::: Given records
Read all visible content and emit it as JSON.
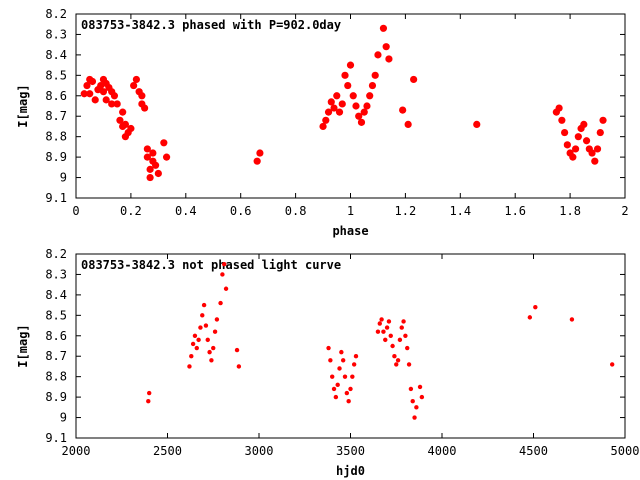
{
  "colors": {
    "marker": "#ff0000",
    "axis": "#000000",
    "background": "#ffffff"
  },
  "chart_data": [
    {
      "type": "scatter",
      "title": "083753-3842.3 phased with P=902.0day",
      "xlabel": "phase",
      "ylabel": "I[mag]",
      "xlim": [
        0,
        2
      ],
      "ylim": [
        9.1,
        8.2
      ],
      "y_inverted": true,
      "grid": false,
      "x_ticks": [
        "0",
        "0.2",
        "0.4",
        "0.6",
        "0.8",
        "1",
        "1.2",
        "1.4",
        "1.6",
        "1.8",
        "2"
      ],
      "y_ticks": [
        "8.2",
        "8.3",
        "8.4",
        "8.5",
        "8.6",
        "8.7",
        "8.8",
        "8.9",
        "9",
        "9.1"
      ],
      "series": [
        {
          "x": [
            0.03,
            0.04,
            0.05,
            0.05,
            0.06,
            0.07,
            0.08,
            0.09,
            0.1,
            0.1,
            0.11,
            0.11,
            0.12,
            0.13,
            0.13,
            0.14,
            0.15,
            0.16,
            0.17,
            0.17,
            0.18,
            0.18,
            0.19,
            0.2,
            0.21,
            0.22,
            0.23,
            0.24,
            0.24,
            0.25,
            0.26,
            0.26,
            0.27,
            0.27,
            0.28,
            0.28,
            0.29,
            0.3,
            0.32,
            0.33,
            0.66,
            0.67,
            0.9,
            0.91,
            0.92,
            0.93,
            0.94,
            0.95,
            0.96,
            0.97,
            0.98,
            0.99,
            1.0,
            1.01,
            1.02,
            1.03,
            1.04,
            1.05,
            1.06,
            1.07,
            1.08,
            1.09,
            1.1,
            1.12,
            1.13,
            1.14,
            1.19,
            1.21,
            1.23,
            1.46,
            1.75,
            1.76,
            1.77,
            1.78,
            1.79,
            1.8,
            1.81,
            1.82,
            1.83,
            1.84,
            1.85,
            1.86,
            1.87,
            1.88,
            1.89,
            1.9,
            1.91,
            1.92
          ],
          "y": [
            8.59,
            8.55,
            8.52,
            8.59,
            8.53,
            8.62,
            8.57,
            8.55,
            8.52,
            8.58,
            8.54,
            8.62,
            8.56,
            8.58,
            8.64,
            8.6,
            8.64,
            8.72,
            8.75,
            8.68,
            8.8,
            8.74,
            8.78,
            8.76,
            8.55,
            8.52,
            8.58,
            8.6,
            8.64,
            8.66,
            8.86,
            8.9,
            8.96,
            9.0,
            8.92,
            8.88,
            8.94,
            8.98,
            8.83,
            8.9,
            8.92,
            8.88,
            8.75,
            8.72,
            8.68,
            8.63,
            8.66,
            8.6,
            8.68,
            8.64,
            8.5,
            8.55,
            8.45,
            8.6,
            8.65,
            8.7,
            8.73,
            8.68,
            8.65,
            8.6,
            8.55,
            8.5,
            8.4,
            8.27,
            8.36,
            8.42,
            8.67,
            8.74,
            8.52,
            8.74,
            8.68,
            8.66,
            8.72,
            8.78,
            8.84,
            8.88,
            8.9,
            8.86,
            8.8,
            8.76,
            8.74,
            8.82,
            8.86,
            8.88,
            8.92,
            8.86,
            8.78,
            8.72
          ]
        }
      ]
    },
    {
      "type": "scatter",
      "title": "083753-3842.3 not phased light curve",
      "xlabel": "hjd0",
      "ylabel": "I[mag]",
      "xlim": [
        2000,
        5000
      ],
      "ylim": [
        9.1,
        8.2
      ],
      "y_inverted": true,
      "grid": false,
      "x_ticks": [
        "2000",
        "2500",
        "3000",
        "3500",
        "4000",
        "4500",
        "5000"
      ],
      "y_ticks": [
        "8.2",
        "8.3",
        "8.4",
        "8.5",
        "8.6",
        "8.7",
        "8.8",
        "8.9",
        "9",
        "9.1"
      ],
      "series": [
        {
          "x": [
            2395,
            2400,
            2620,
            2630,
            2640,
            2650,
            2660,
            2670,
            2680,
            2690,
            2700,
            2710,
            2720,
            2730,
            2740,
            2750,
            2760,
            2770,
            2790,
            2800,
            2810,
            2820,
            2880,
            2890,
            3380,
            3390,
            3400,
            3410,
            3420,
            3430,
            3440,
            3450,
            3460,
            3470,
            3480,
            3490,
            3500,
            3510,
            3520,
            3530,
            3650,
            3660,
            3670,
            3680,
            3690,
            3700,
            3710,
            3720,
            3730,
            3740,
            3750,
            3760,
            3770,
            3780,
            3790,
            3800,
            3810,
            3820,
            3830,
            3840,
            3850,
            3860,
            3880,
            3890,
            4480,
            4510,
            4710,
            4930
          ],
          "y": [
            8.92,
            8.88,
            8.75,
            8.7,
            8.64,
            8.6,
            8.66,
            8.62,
            8.56,
            8.5,
            8.45,
            8.55,
            8.62,
            8.68,
            8.72,
            8.66,
            8.58,
            8.52,
            8.44,
            8.3,
            8.25,
            8.37,
            8.67,
            8.75,
            8.66,
            8.72,
            8.8,
            8.86,
            8.9,
            8.84,
            8.76,
            8.68,
            8.72,
            8.8,
            8.88,
            8.92,
            8.86,
            8.8,
            8.74,
            8.7,
            8.58,
            8.54,
            8.52,
            8.58,
            8.62,
            8.56,
            8.53,
            8.6,
            8.65,
            8.7,
            8.74,
            8.72,
            8.62,
            8.56,
            8.53,
            8.6,
            8.66,
            8.74,
            8.86,
            8.92,
            9.0,
            8.95,
            8.85,
            8.9,
            8.51,
            8.46,
            8.52,
            8.74
          ]
        }
      ]
    }
  ]
}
::::::
* Written problem *
Copy every line of the listing where the word "title" appears.

* Written answer *
      "title": "083753-3842.3 phased with P=902.0day",
      "title": "083753-3842.3 not phased light curve",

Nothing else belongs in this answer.